-- WHAT IS BEING ASKED --
Return all of the entries exactly, with nothing added or left out.

+++

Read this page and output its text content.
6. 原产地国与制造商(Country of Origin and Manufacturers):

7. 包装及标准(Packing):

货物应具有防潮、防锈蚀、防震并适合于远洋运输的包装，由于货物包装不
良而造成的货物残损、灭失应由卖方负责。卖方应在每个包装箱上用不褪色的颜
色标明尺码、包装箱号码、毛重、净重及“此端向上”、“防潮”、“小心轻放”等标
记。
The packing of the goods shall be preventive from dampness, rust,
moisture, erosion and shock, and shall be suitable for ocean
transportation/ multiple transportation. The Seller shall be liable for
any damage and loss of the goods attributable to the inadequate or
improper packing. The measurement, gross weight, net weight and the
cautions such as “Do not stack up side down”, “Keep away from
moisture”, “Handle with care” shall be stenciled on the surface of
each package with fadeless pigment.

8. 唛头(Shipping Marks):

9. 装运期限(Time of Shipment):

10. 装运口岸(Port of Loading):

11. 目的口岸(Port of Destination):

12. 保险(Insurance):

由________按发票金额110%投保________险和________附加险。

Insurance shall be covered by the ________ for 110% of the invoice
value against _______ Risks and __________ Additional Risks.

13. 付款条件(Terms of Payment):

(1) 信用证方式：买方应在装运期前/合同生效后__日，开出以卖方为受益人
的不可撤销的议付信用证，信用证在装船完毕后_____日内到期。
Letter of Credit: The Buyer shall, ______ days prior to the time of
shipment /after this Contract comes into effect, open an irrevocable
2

+++

-- RIGHT ANSWER --
Read this page and output its text content.
6. 原产地国与制造商(Country of Origin and Manufacturers):

7. 包装及标准(Packing):

货物应具有防潮、防锈蚀、防震并适合于远洋运输的包装，由于货物包装不
良而造成的货物残损、灭失应由卖方负责。卖方应在每个包装箱上用不褪色的颜
色标明尺码、包装箱号码、毛重、净重及“此端向上”、“防潮”、“小心轻放”等标
记。
The packing of the goods shall be preventive from dampness, rust,
moisture, erosion and shock, and shall be suitable for ocean
transportation/ multiple transportation. The Seller shall be liable for
any damage and loss of the goods attributable to the inadequate or
improper packing. The measurement, gross weight, net weight and the
cautions such as “Do not stack up side down”, “Keep away from
moisture”, “Handle with care” shall be stenciled on the surface of
each package with fadeless pigment.

8. 唛头(Shipping Marks):

9. 装运期限(Time of Shipment):

10. 装运口岸(Port of Loading):

11. 目的口岸(Port of Destination):

12. 保险(Insurance):

由________按发票金额110%投保________险和________附加险。

Insurance shall be covered by the ________ for 110% of the invoice
value against _______ Risks and __________ Additional Risks.

13. 付款条件(Terms of Payment):

(1) 信用证方式：买方应在装运期前/合同生效后__日，开出以卖方为受益人
的不可撤销的议付信用证，信用证在装船完毕后_____日内到期。
Letter of Credit: The Buyer shall, ______ days prior to the time of
shipment /after this Contract comes into effect, open an irrevocable
2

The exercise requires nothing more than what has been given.